Stored records:

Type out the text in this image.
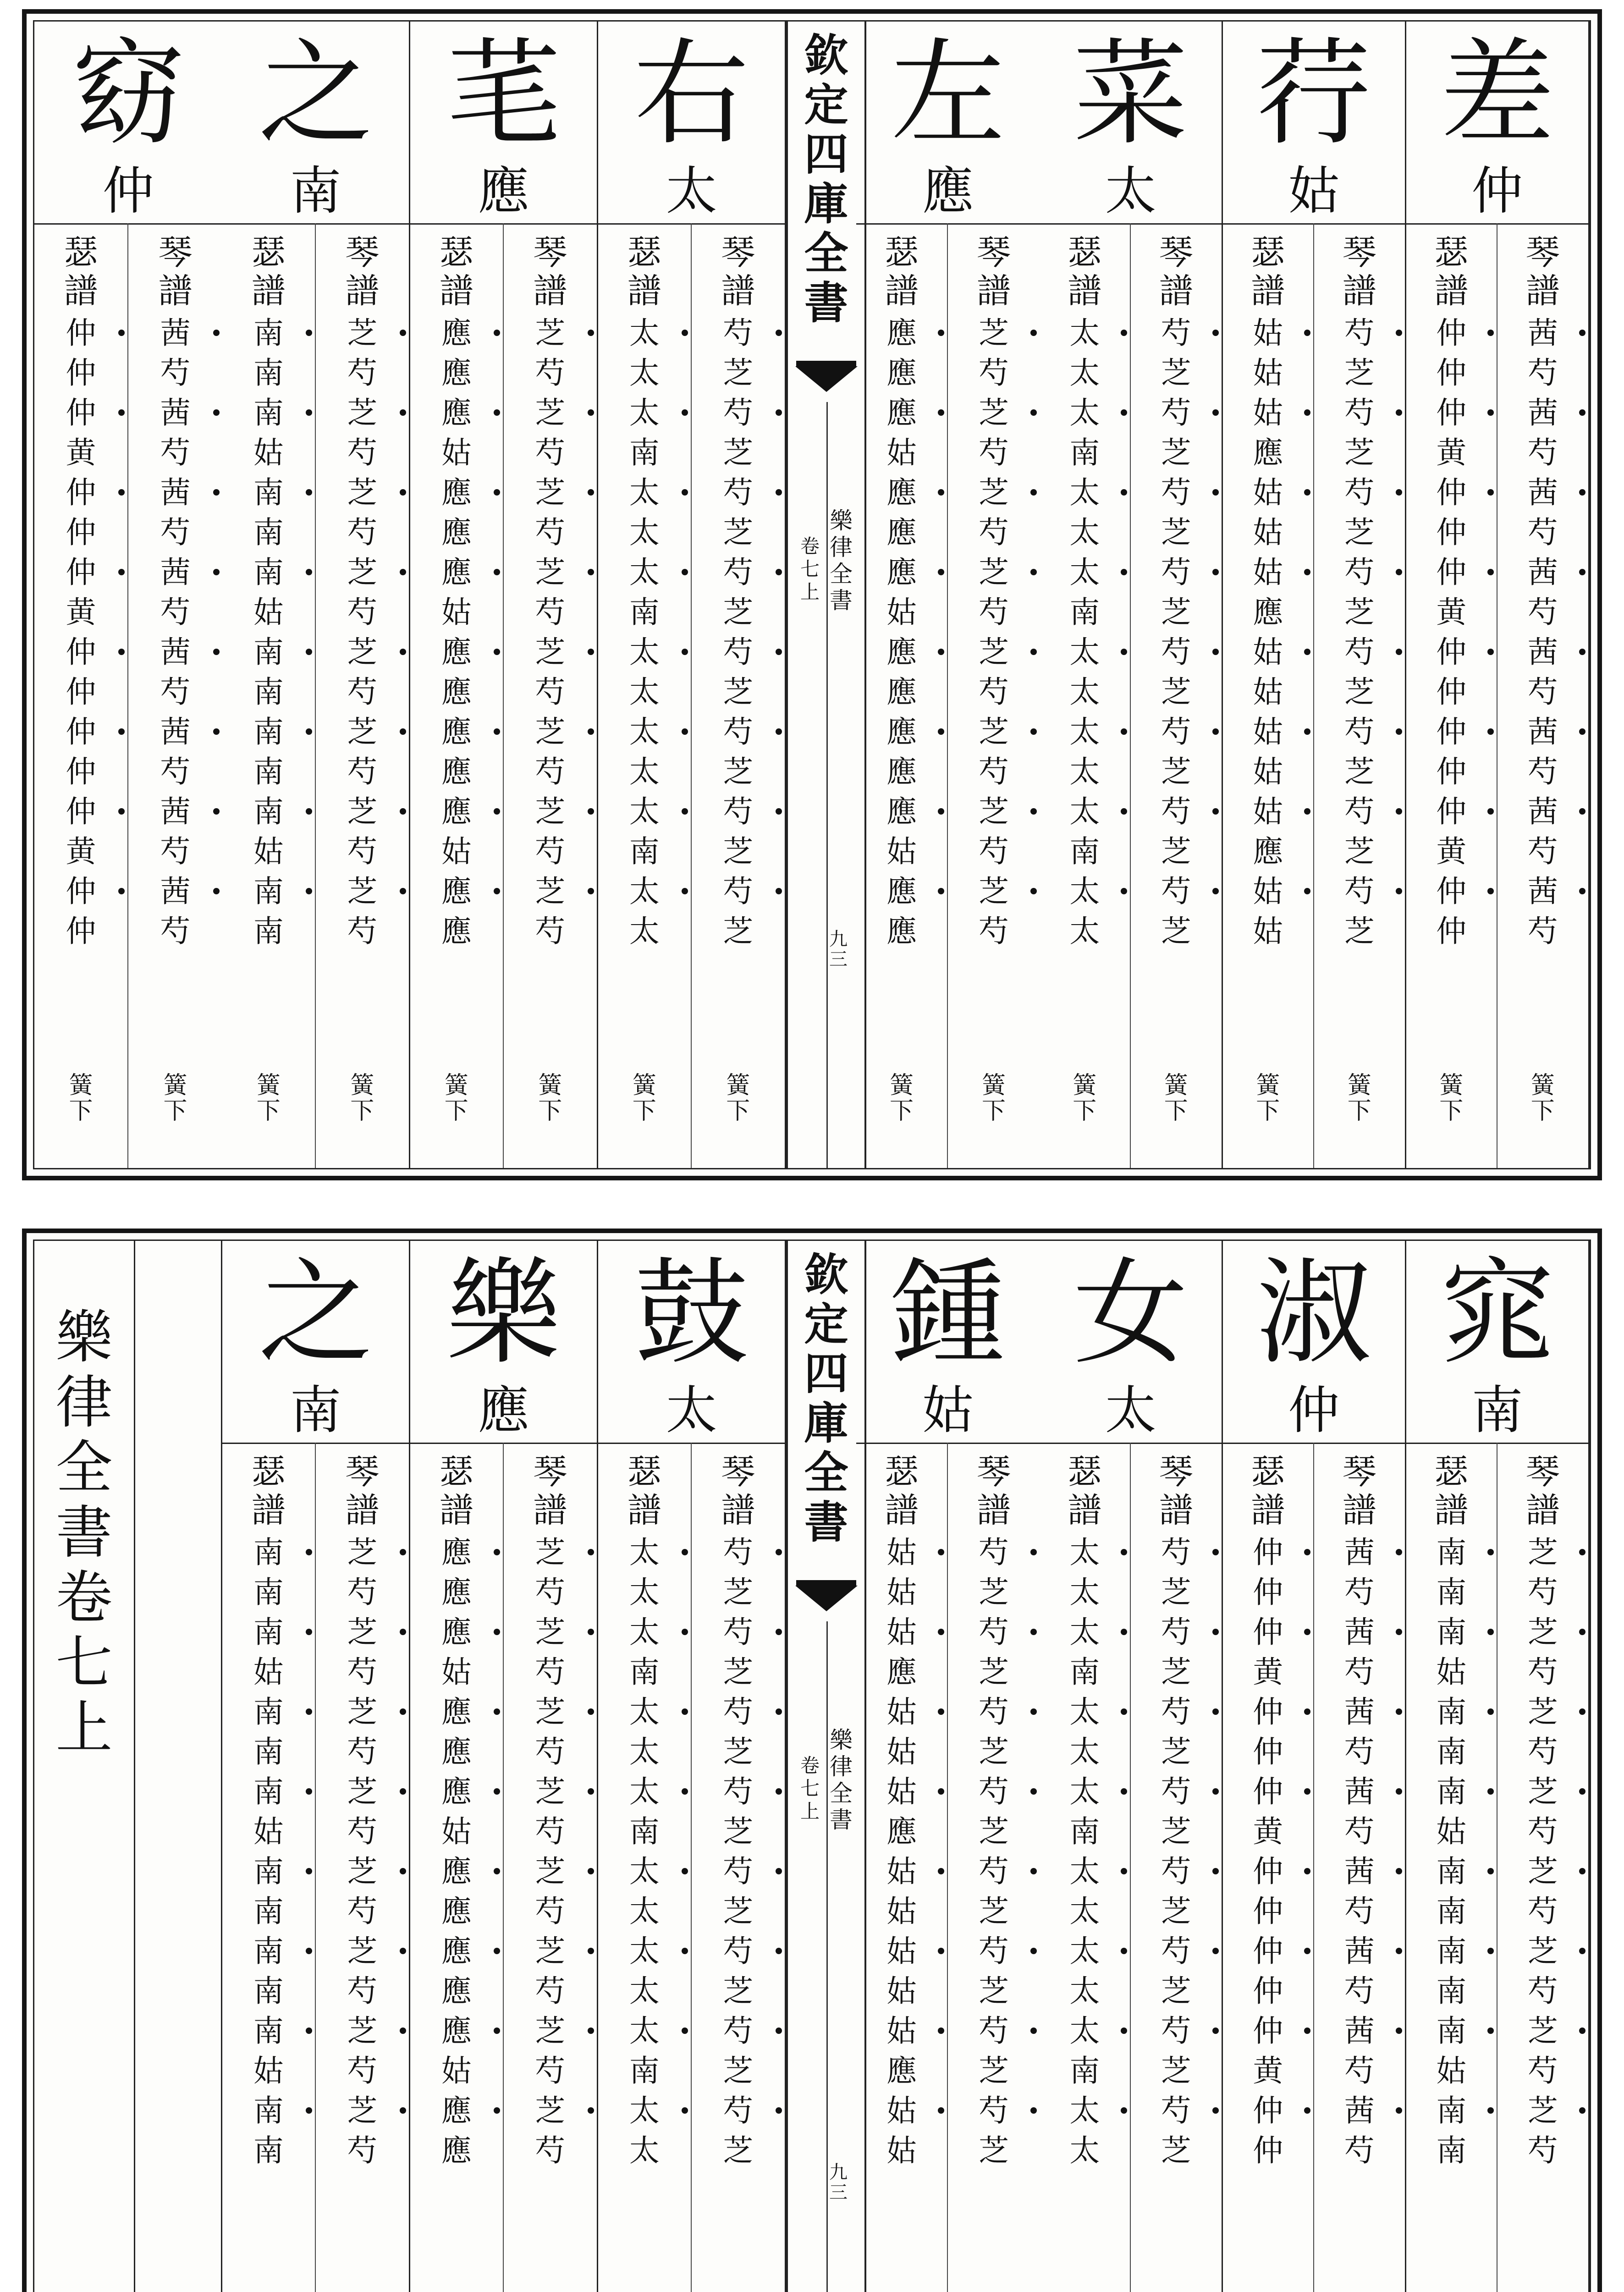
右
太
琴
譜
芍
芝
芍
芝
芍
芝
芍
芝
芍
芝
芍
芝
芍
芝
芍
芝
簧
下
瑟
譜
太
太
太
南
太
太
太
南
太
太
太
太
太
南
太
太
簧
下
芼
應
琴
譜
芝
芍
芝
芍
芝
芍
芝
芍
芝
芍
芝
芍
芝
芍
芝
芍
簧
下
瑟
譜
應
應
應
姑
應
應
應
姑
應
應
應
應
應
姑
應
應
簧
下
之
南
琴
譜
芝
芍
芝
芍
芝
芍
芝
芍
芝
芍
芝
芍
芝
芍
芝
芍
簧
下
瑟
譜
南
南
南
姑
南
南
南
姑
南
南
南
南
南
姑
南
南
簧
下
窈
仲
琴
譜
茜
芍
茜
芍
茜
芍
茜
芍
茜
芍
茜
芍
茜
芍
茜
芍
簧
下
瑟
譜
仲
仲
仲
黄
仲
仲
仲
黄
仲
仲
仲
仲
仲
黄
仲
仲
簧
下
欽
定
四
庫
全
書
樂
律
全
書
卷
七
上
九
三
差
仲
琴
譜
茜
芍
茜
芍
茜
芍
茜
芍
茜
芍
茜
芍
茜
芍
茜
芍
簧
下
瑟
譜
仲
仲
仲
黄
仲
仲
仲
黄
仲
仲
仲
仲
仲
黄
仲
仲
簧
下
荇
姑
琴
譜
芍
芝
芍
芝
芍
芝
芍
芝
芍
芝
芍
芝
芍
芝
芍
芝
簧
下
瑟
譜
姑
姑
姑
應
姑
姑
姑
應
姑
姑
姑
姑
姑
應
姑
姑
簧
下
菜
太
琴
譜
芍
芝
芍
芝
芍
芝
芍
芝
芍
芝
芍
芝
芍
芝
芍
芝
簧
下
瑟
譜
太
太
太
南
太
太
太
南
太
太
太
太
太
南
太
太
簧
下
左
應
琴
譜
芝
芍
芝
芍
芝
芍
芝
芍
芝
芍
芝
芍
芝
芍
芝
芍
簧
下
瑟
譜
應
應
應
姑
應
應
應
姑
應
應
應
應
應
姑
應
應
簧
下
鼓
太
琴
譜
芍
芝
芍
芝
芍
芝
芍
芝
芍
芝
芍
芝
芍
芝
芍
芝
瑟
譜
太
太
太
南
太
太
太
南
太
太
太
太
太
南
太
太
樂
應
琴
譜
芝
芍
芝
芍
芝
芍
芝
芍
芝
芍
芝
芍
芝
芍
芝
芍
瑟
譜
應
應
應
姑
應
應
應
姑
應
應
應
應
應
姑
應
應
之
南
琴
譜
芝
芍
芝
芍
芝
芍
芝
芍
芝
芍
芝
芍
芝
芍
芝
芍
瑟
譜
南
南
南
姑
南
南
南
姑
南
南
南
南
南
姑
南
南
樂
律
全
書
卷
七
上
欽
定
四
庫
全
書
樂
律
全
書
卷
七
上
九
三
窕
南
琴
譜
芝
芍
芝
芍
芝
芍
芝
芍
芝
芍
芝
芍
芝
芍
芝
芍
瑟
譜
南
南
南
姑
南
南
南
姑
南
南
南
南
南
姑
南
南
淑
仲
琴
譜
茜
芍
茜
芍
茜
芍
茜
芍
茜
芍
茜
芍
茜
芍
茜
芍
瑟
譜
仲
仲
仲
黄
仲
仲
仲
黄
仲
仲
仲
仲
仲
黄
仲
仲
女
太
琴
譜
芍
芝
芍
芝
芍
芝
芍
芝
芍
芝
芍
芝
芍
芝
芍
芝
瑟
譜
太
太
太
南
太
太
太
南
太
太
太
太
太
南
太
太
鍾
姑
琴
譜
芍
芝
芍
芝
芍
芝
芍
芝
芍
芝
芍
芝
芍
芝
芍
芝
瑟
譜
姑
姑
姑
應
姑
姑
姑
應
姑
姑
姑
姑
姑
應
姑
姑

◆ Work to do: Transcribe the whole listing exactly. Pictures are excluded.

◆ Correct output:
Type out the text in this image.
右
太
琴
譜
芍
芝
芍
芝
芍
芝
芍
芝
芍
芝
芍
芝
芍
芝
芍
芝
簧
下
瑟
譜
太
太
太
南
太
太
太
南
太
太
太
太
太
南
太
太
簧
下
芼
應
琴
譜
芝
芍
芝
芍
芝
芍
芝
芍
芝
芍
芝
芍
芝
芍
芝
芍
簧
下
瑟
譜
應
應
應
姑
應
應
應
姑
應
應
應
應
應
姑
應
應
簧
下
之
南
琴
譜
芝
芍
芝
芍
芝
芍
芝
芍
芝
芍
芝
芍
芝
芍
芝
芍
簧
下
瑟
譜
南
南
南
姑
南
南
南
姑
南
南
南
南
南
姑
南
南
簧
下
窈
仲
琴
譜
茜
芍
茜
芍
茜
芍
茜
芍
茜
芍
茜
芍
茜
芍
茜
芍
簧
下
瑟
譜
仲
仲
仲
黄
仲
仲
仲
黄
仲
仲
仲
仲
仲
黄
仲
仲
簧
下
欽
定
四
庫
全
書
樂
律
全
書
卷
七
上
九
三
差
仲
琴
譜
茜
芍
茜
芍
茜
芍
茜
芍
茜
芍
茜
芍
茜
芍
茜
芍
簧
下
瑟
譜
仲
仲
仲
黄
仲
仲
仲
黄
仲
仲
仲
仲
仲
黄
仲
仲
簧
下
荇
姑
琴
譜
芍
芝
芍
芝
芍
芝
芍
芝
芍
芝
芍
芝
芍
芝
芍
芝
簧
下
瑟
譜
姑
姑
姑
應
姑
姑
姑
應
姑
姑
姑
姑
姑
應
姑
姑
簧
下
菜
太
琴
譜
芍
芝
芍
芝
芍
芝
芍
芝
芍
芝
芍
芝
芍
芝
芍
芝
簧
下
瑟
譜
太
太
太
南
太
太
太
南
太
太
太
太
太
南
太
太
簧
下
左
應
琴
譜
芝
芍
芝
芍
芝
芍
芝
芍
芝
芍
芝
芍
芝
芍
芝
芍
簧
下
瑟
譜
應
應
應
姑
應
應
應
姑
應
應
應
應
應
姑
應
應
簧
下
鼓
太
琴
譜
芍
芝
芍
芝
芍
芝
芍
芝
芍
芝
芍
芝
芍
芝
芍
芝
瑟
譜
太
太
太
南
太
太
太
南
太
太
太
太
太
南
太
太
樂
應
琴
譜
芝
芍
芝
芍
芝
芍
芝
芍
芝
芍
芝
芍
芝
芍
芝
芍
瑟
譜
應
應
應
姑
應
應
應
姑
應
應
應
應
應
姑
應
應
之
南
琴
譜
芝
芍
芝
芍
芝
芍
芝
芍
芝
芍
芝
芍
芝
芍
芝
芍
瑟
譜
南
南
南
姑
南
南
南
姑
南
南
南
南
南
姑
南
南
樂
律
全
書
卷
七
上
欽
定
四
庫
全
書
樂
律
全
書
卷
七
上
九
三
窕
南
琴
譜
芝
芍
芝
芍
芝
芍
芝
芍
芝
芍
芝
芍
芝
芍
芝
芍
瑟
譜
南
南
南
姑
南
南
南
姑
南
南
南
南
南
姑
南
南
淑
仲
琴
譜
茜
芍
茜
芍
茜
芍
茜
芍
茜
芍
茜
芍
茜
芍
茜
芍
瑟
譜
仲
仲
仲
黄
仲
仲
仲
黄
仲
仲
仲
仲
仲
黄
仲
仲
女
太
琴
譜
芍
芝
芍
芝
芍
芝
芍
芝
芍
芝
芍
芝
芍
芝
芍
芝
瑟
譜
太
太
太
南
太
太
太
南
太
太
太
太
太
南
太
太
鍾
姑
琴
譜
芍
芝
芍
芝
芍
芝
芍
芝
芍
芝
芍
芝
芍
芝
芍
芝
瑟
譜
姑
姑
姑
應
姑
姑
姑
應
姑
姑
姑
姑
姑
應
姑
姑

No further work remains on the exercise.